_Directions_
Print, exactly and completely, every entry in the data.

_Input_

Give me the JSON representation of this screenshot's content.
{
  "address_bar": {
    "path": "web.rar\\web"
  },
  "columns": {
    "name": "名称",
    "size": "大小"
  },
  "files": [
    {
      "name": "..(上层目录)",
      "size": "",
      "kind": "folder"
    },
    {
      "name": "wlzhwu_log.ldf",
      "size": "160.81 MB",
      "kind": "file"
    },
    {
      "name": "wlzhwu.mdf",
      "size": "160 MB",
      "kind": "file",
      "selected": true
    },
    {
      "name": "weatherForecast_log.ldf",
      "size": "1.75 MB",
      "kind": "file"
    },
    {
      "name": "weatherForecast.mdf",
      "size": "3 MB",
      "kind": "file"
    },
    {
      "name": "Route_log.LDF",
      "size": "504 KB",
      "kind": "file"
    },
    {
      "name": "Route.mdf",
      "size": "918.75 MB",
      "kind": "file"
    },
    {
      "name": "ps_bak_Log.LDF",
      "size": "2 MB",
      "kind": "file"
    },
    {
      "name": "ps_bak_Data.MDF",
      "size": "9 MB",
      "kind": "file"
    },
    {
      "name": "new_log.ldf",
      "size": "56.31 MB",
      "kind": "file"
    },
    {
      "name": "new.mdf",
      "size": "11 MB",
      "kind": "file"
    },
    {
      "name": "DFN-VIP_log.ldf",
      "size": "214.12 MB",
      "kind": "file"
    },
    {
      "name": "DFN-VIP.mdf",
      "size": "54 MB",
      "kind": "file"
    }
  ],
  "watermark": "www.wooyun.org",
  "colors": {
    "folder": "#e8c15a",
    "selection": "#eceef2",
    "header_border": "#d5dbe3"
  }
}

_Reply to the exercise_
Give me the JSON representation of this screenshot's content.
{
  "address_bar": {
    "path": "web.rar\\web"
  },
  "columns": {
    "name": "名称",
    "size": "大小"
  },
  "files": [
    {
      "name": "..(上层目录)",
      "size": "",
      "kind": "folder"
    },
    {
      "name": "wlzhwu_log.ldf",
      "size": "160.81 MB",
      "kind": "file"
    },
    {
      "name": "wlzhwu.mdf",
      "size": "160 MB",
      "kind": "file",
      "selected": true
    },
    {
      "name": "weatherForecast_log.ldf",
      "size": "1.75 MB",
      "kind": "file"
    },
    {
      "name": "weatherForecast.mdf",
      "size": "3 MB",
      "kind": "file"
    },
    {
      "name": "Route_log.LDF",
      "size": "504 KB",
      "kind": "file"
    },
    {
      "name": "Route.mdf",
      "size": "918.75 MB",
      "kind": "file"
    },
    {
      "name": "ps_bak_Log.LDF",
      "size": "2 MB",
      "kind": "file"
    },
    {
      "name": "ps_bak_Data.MDF",
      "size": "9 MB",
      "kind": "file"
    },
    {
      "name": "new_log.ldf",
      "size": "56.31 MB",
      "kind": "file"
    },
    {
      "name": "new.mdf",
      "size": "11 MB",
      "kind": "file"
    },
    {
      "name": "DFN-VIP_log.ldf",
      "size": "214.12 MB",
      "kind": "file"
    },
    {
      "name": "DFN-VIP.mdf",
      "size": "54 MB",
      "kind": "file"
    }
  ],
  "watermark": "www.wooyun.org",
  "colors": {
    "folder": "#e8c15a",
    "selection": "#eceef2",
    "header_border": "#d5dbe3"
  }
}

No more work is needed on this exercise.